▸ Stated task 1
Please retype the lines of the listing starting at the line that contains "y-tick-label-temperature: -20 bbox=[48, 434, 71, 450]" and ending at the line that contains "y-tick-label-temperature: 40 bbox=[53, 119, 71, 135]", keeping each one unchanged.

▸ Source extract
══════════════════════════════

Re: [ceph-users] Investigating my 100 IOPS limit

Alexandre DERUMIER Thu, 09 Jul 2015 09:31:21 -0700

>>That’s very strange. Is nothing else using the disks?
no. only the fio benchmark.


>>The difference between noop and cfq should be (and in my experience is) 
>>marginal for such a benchmark.
maybe a bug in cfq (kernel 3.16 debian jessie) ? also, deadline scheduler give 
me same perf than noop.


----- Mail original -----
De: "Jan Schermer" <j...@schermer.cz>
À: "aderumier" <aderum...@odiso.com>
Cc: "Somnath Roy" <somnath....@sandisk.com>, "ceph-users" 
<ceph-users@lists.ceph.com>
Envoyé: Jeudi 9 Juillet 2015 18:20:51
Objet: Re: [ceph-users] Investigating my 100 IOPS limit

That’s very strange. Is nothing else using the disks? 
The difference between noop and cfq should be (and in my experience is) 
marginal for such a benchmark. 

Jan 


> On 09 Jul 2015, at 18:11, Alexandre DERUMIER <aderum...@odiso.com> wrote: 
> 
> Hi again, 
> 
> I totally forgot to check the io scheduler from my last tests, this was with 
> cfq.

══════════════════════════════

▸ Listed entries

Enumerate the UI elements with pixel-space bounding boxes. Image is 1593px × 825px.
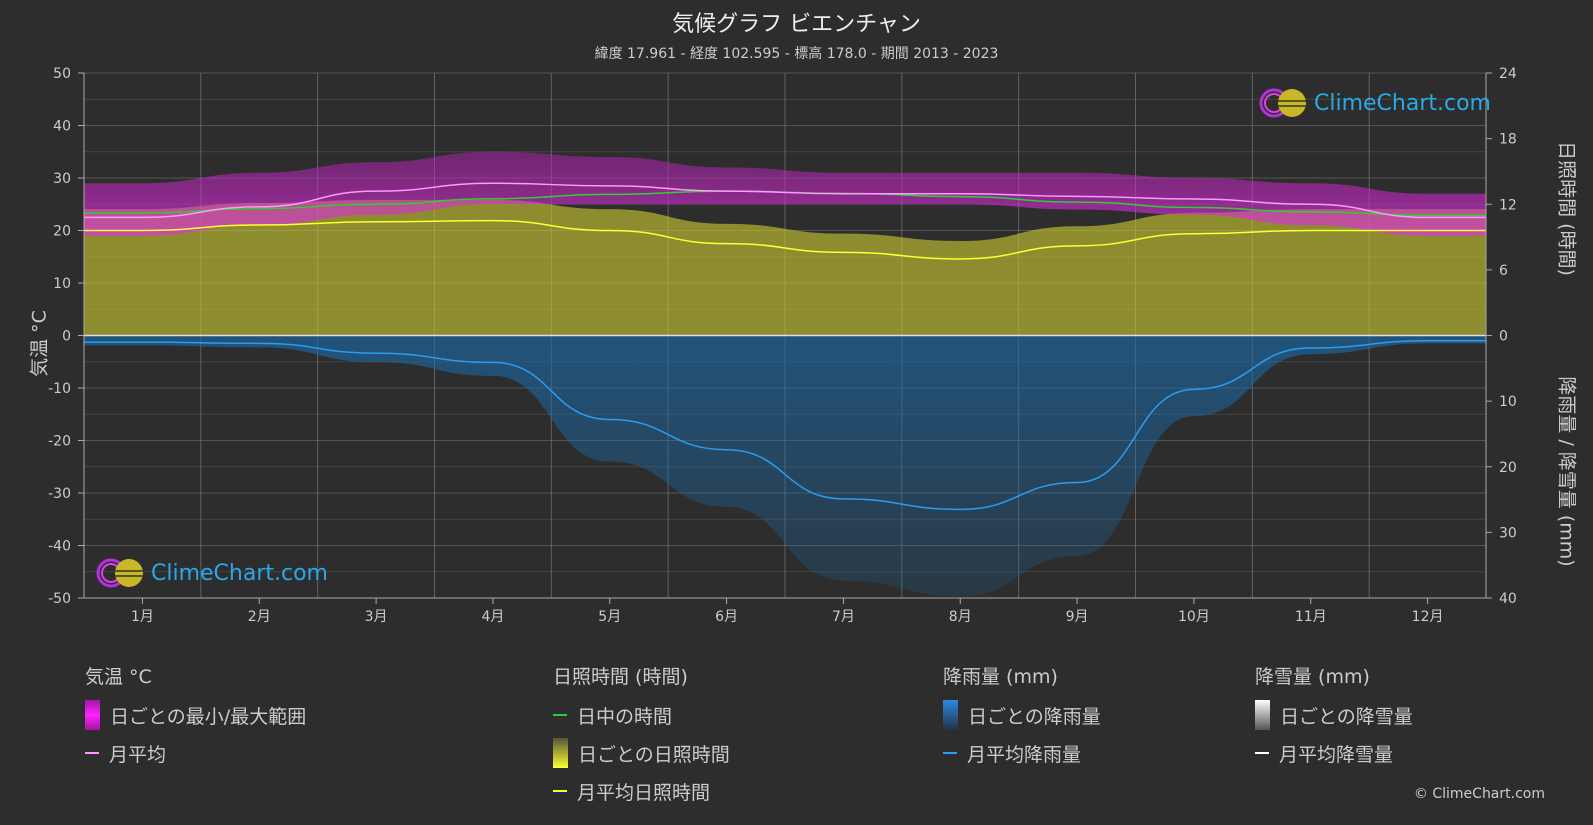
y-tick-label-temperature: -20 bbox=[48, 434, 71, 450]
y-tick-label-temperature: -50 bbox=[48, 591, 71, 607]
x-tick-label-month: 12月 bbox=[1412, 609, 1444, 625]
y-tick-label-precipitation: 40 bbox=[1499, 591, 1517, 607]
legend-rain: 降雨量 (mm) 日ごとの降雨量 月平均降雨量 bbox=[943, 662, 1101, 772]
y-tick-label-temperature: 40 bbox=[53, 119, 71, 135]
x-tick-label-month: 9月 bbox=[1066, 609, 1089, 625]
legend-item: 日ごとの日照時間 bbox=[553, 734, 730, 772]
legend-item: 日ごとの降雪量 bbox=[1255, 696, 1413, 734]
x-tick-label-month: 5月 bbox=[598, 609, 621, 625]
line-swatch-icon bbox=[85, 752, 99, 754]
y-axis-label-temperature: 気温 °C bbox=[28, 310, 51, 377]
line-swatch-icon bbox=[553, 790, 567, 792]
legend-header: 気温 °C bbox=[85, 666, 152, 688]
avg-sunshine-line bbox=[84, 219, 1486, 260]
legend-temperature: 気温 °C 日ごとの最小/最大範囲 月平均 bbox=[85, 662, 306, 772]
legend-label: 月平均 bbox=[109, 743, 167, 766]
copyright: © ClimeChart.com bbox=[1413, 786, 1545, 802]
legend-item: 日ごとの最小/最大範囲 bbox=[85, 696, 306, 734]
y-tick-label-temperature: -30 bbox=[48, 486, 71, 502]
y-tick-label-sunshine: 0 bbox=[1499, 329, 1508, 345]
x-tick-label-month: 4月 bbox=[481, 609, 504, 625]
legend-item: 月平均降雪量 bbox=[1255, 734, 1413, 772]
x-tick-label-month: 10月 bbox=[1178, 609, 1210, 625]
y-axis-label-sunshine: 日照時間 (時間) bbox=[1555, 141, 1578, 276]
climechart-logo-bottom: ClimeChart.com bbox=[95, 557, 328, 589]
x-tick-label-month: 3月 bbox=[365, 609, 388, 625]
x-tick-label-month: 8月 bbox=[949, 609, 972, 625]
legend-header: 降雨量 (mm) bbox=[943, 666, 1058, 688]
line-swatch-icon bbox=[553, 714, 567, 716]
avg-temperature-line bbox=[84, 182, 1486, 219]
logo-text: ClimeChart.com bbox=[1314, 90, 1491, 116]
line-swatch-icon bbox=[1255, 752, 1269, 754]
chart-subtitle: 緯度 17.961 - 経度 102.595 - 標高 178.0 - 期間 2… bbox=[594, 46, 999, 62]
legend-label: 日ごとの最小/最大範囲 bbox=[110, 705, 307, 728]
legend-item: 日ごとの降雨量 bbox=[943, 696, 1101, 734]
y-tick-label-precipitation: 10 bbox=[1499, 394, 1517, 410]
legend-label: 日ごとの降雪量 bbox=[1280, 705, 1413, 728]
daily-sunshine-area bbox=[84, 199, 1486, 336]
legend-label: 月平均降雨量 bbox=[967, 743, 1082, 766]
rain-swatch-icon bbox=[943, 700, 958, 730]
logo-text: ClimeChart.com bbox=[151, 560, 328, 586]
x-tick-label-month: 1月 bbox=[131, 609, 154, 625]
y-axis-label-precipitation: 降雨量 / 降雪量 (mm) bbox=[1555, 376, 1578, 567]
climate-chart: 50 40 30 20 10 0 -10 -20 -30 -40 -50 24 18 12 6 0 10 20 30… bbox=[48, 66, 1517, 625]
chart-title: 気候グラフ ビエンチャン bbox=[672, 12, 921, 37]
logo-globe-icon bbox=[1259, 88, 1306, 118]
y-tick-label-precipitation: 30 bbox=[1499, 525, 1517, 541]
x-tick-label-month: 6月 bbox=[715, 609, 738, 625]
y-tick-label-temperature: 0 bbox=[62, 329, 71, 345]
sunshine-swatch-icon bbox=[553, 738, 568, 768]
range-swatch-icon bbox=[85, 700, 100, 730]
line-swatch-icon bbox=[943, 752, 957, 754]
legend-label: 月平均日照時間 bbox=[577, 781, 711, 804]
legend-label: 日ごとの日照時間 bbox=[578, 743, 730, 766]
y-tick-label-temperature: 10 bbox=[53, 276, 71, 292]
legend-header: 降雪量 (mm) bbox=[1255, 666, 1370, 688]
y-tick-label-sunshine: 18 bbox=[1499, 132, 1517, 148]
legend-label: 日中の時間 bbox=[577, 705, 673, 728]
y-tick-label-precipitation: 20 bbox=[1499, 460, 1517, 476]
legend-snow: 降雪量 (mm) 日ごとの降雪量 月平均降雪量 bbox=[1255, 662, 1413, 772]
legend-item: 月平均 bbox=[85, 734, 306, 772]
legend-header: 日照時間 (時間) bbox=[553, 666, 688, 688]
y-tick-label-temperature: -40 bbox=[48, 539, 71, 555]
legend-sunshine: 日照時間 (時間) 日中の時間 日ごとの日照時間 月平均日照時間 bbox=[553, 662, 730, 810]
snow-swatch-icon bbox=[1255, 700, 1270, 730]
logo-globe-icon bbox=[96, 558, 143, 588]
y-tick-label-temperature: 30 bbox=[53, 171, 71, 187]
y-tick-label-temperature: 50 bbox=[53, 66, 71, 82]
x-tick-label-month: 2月 bbox=[248, 609, 271, 625]
legend-label: 月平均降雪量 bbox=[1279, 743, 1394, 766]
legend-item: 月平均日照時間 bbox=[553, 772, 730, 810]
avg-rain-line bbox=[83, 340, 1486, 511]
legend-item: 日中の時間 bbox=[553, 696, 730, 734]
climechart-logo-top: ClimeChart.com bbox=[1258, 87, 1491, 119]
x-tick-label-month: 11月 bbox=[1295, 609, 1327, 625]
y-tick-label-temperature: 20 bbox=[53, 224, 71, 240]
y-tick-label-sunshine: 24 bbox=[1499, 66, 1517, 82]
y-tick-label-temperature: -10 bbox=[48, 381, 71, 397]
legend-item: 月平均降雨量 bbox=[943, 734, 1101, 772]
temperature-range-band bbox=[84, 151, 1486, 236]
daily-rain-area bbox=[84, 335, 1486, 597]
y-tick-label-sunshine: 12 bbox=[1499, 197, 1517, 213]
y-tick-label-sunshine: 6 bbox=[1499, 263, 1508, 279]
x-tick-label-month: 7月 bbox=[832, 609, 855, 625]
legend-label: 日ごとの降雨量 bbox=[968, 705, 1101, 728]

══════════════════════════════

▸ Stated task 2
Answer these questions from the Ceph mailing-list message:
(a) What was the only thing using the disks?
(b) Which kernel version is named alongside the possible cfq bug?
(c) Which io scheduler had been in use for the last tests?

▸ Result 1
y-tick-label-temperature: -20 bbox=[48, 434, 71, 450]
y-tick-label-temperature: -50 bbox=[48, 591, 71, 607]
x-tick-label-month: 12月 bbox=[1412, 609, 1444, 625]
y-tick-label-precipitation: 40 bbox=[1499, 591, 1517, 607]
legend-rain: 降雨量 (mm) 日ごとの降雨量 月平均降雨量 bbox=[943, 662, 1101, 772]
y-tick-label-temperature: 40 bbox=[53, 119, 71, 135]

▸ Result 2
(a) Only the fio benchmark.
(b) Kernel 3.16 (Debian Jessie).
(c) cfq.